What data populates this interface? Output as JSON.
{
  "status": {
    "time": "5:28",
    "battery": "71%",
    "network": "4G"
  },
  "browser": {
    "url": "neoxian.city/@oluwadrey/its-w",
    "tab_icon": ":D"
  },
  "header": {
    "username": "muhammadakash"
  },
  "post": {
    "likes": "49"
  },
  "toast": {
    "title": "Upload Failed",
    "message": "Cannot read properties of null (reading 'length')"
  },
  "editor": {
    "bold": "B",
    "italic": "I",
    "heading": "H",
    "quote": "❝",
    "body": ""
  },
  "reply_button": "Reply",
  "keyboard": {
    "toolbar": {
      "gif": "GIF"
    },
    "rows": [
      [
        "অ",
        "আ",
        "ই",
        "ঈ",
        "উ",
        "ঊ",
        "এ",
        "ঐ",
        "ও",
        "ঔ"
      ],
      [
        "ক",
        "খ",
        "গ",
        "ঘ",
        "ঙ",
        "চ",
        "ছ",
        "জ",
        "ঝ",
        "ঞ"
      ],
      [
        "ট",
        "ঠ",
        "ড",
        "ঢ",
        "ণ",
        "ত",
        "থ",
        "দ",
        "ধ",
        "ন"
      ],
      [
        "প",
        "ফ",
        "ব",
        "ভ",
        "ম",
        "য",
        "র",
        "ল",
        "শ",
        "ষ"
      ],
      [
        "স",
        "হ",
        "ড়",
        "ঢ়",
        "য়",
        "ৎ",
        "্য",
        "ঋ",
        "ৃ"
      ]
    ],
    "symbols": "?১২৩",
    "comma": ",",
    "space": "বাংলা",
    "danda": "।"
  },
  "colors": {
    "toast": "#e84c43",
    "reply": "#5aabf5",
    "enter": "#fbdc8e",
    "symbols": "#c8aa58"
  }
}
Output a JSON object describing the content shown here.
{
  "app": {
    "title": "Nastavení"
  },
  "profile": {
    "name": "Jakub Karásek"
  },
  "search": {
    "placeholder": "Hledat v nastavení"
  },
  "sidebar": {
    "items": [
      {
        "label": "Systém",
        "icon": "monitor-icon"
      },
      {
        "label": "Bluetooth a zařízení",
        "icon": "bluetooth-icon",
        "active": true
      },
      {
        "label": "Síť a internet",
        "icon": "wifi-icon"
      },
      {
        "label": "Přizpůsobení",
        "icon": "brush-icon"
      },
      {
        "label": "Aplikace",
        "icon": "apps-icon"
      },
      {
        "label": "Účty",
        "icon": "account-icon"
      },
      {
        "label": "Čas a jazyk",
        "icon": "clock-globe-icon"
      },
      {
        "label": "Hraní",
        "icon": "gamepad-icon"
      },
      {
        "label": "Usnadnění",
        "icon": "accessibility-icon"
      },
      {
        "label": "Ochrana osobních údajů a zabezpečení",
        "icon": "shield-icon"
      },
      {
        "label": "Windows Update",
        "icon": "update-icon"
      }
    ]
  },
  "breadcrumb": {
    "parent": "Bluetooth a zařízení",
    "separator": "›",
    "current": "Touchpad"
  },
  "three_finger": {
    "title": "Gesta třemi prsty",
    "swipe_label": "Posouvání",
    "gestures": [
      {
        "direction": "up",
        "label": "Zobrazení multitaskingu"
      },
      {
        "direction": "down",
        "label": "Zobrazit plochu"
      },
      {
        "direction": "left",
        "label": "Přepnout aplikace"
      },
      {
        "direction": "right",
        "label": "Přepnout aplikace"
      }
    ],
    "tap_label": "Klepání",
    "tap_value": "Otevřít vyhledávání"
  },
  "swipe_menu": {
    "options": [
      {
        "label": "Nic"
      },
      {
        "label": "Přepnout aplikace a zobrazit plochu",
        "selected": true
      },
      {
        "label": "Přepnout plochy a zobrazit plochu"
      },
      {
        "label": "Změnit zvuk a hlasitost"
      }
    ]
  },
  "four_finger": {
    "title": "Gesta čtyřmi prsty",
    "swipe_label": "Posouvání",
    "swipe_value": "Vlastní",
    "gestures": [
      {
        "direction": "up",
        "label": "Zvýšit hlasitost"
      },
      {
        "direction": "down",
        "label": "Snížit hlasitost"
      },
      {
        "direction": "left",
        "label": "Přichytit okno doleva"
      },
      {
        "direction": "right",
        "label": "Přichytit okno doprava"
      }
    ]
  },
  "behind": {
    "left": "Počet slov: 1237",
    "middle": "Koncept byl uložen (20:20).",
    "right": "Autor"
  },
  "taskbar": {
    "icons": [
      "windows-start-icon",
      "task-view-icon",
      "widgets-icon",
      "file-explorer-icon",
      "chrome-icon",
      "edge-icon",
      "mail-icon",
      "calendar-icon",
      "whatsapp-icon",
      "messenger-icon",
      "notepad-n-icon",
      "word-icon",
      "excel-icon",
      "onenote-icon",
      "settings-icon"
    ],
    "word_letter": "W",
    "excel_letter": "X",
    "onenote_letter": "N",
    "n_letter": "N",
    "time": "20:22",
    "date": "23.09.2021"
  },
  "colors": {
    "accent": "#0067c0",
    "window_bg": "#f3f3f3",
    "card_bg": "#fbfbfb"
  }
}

### [Exercise requirements]
In the records above, locate every line with the string "Output" and copy it.

### [Expected answer]
What data populates this interface? Output as JSON.
Output a JSON object describing the content shown here.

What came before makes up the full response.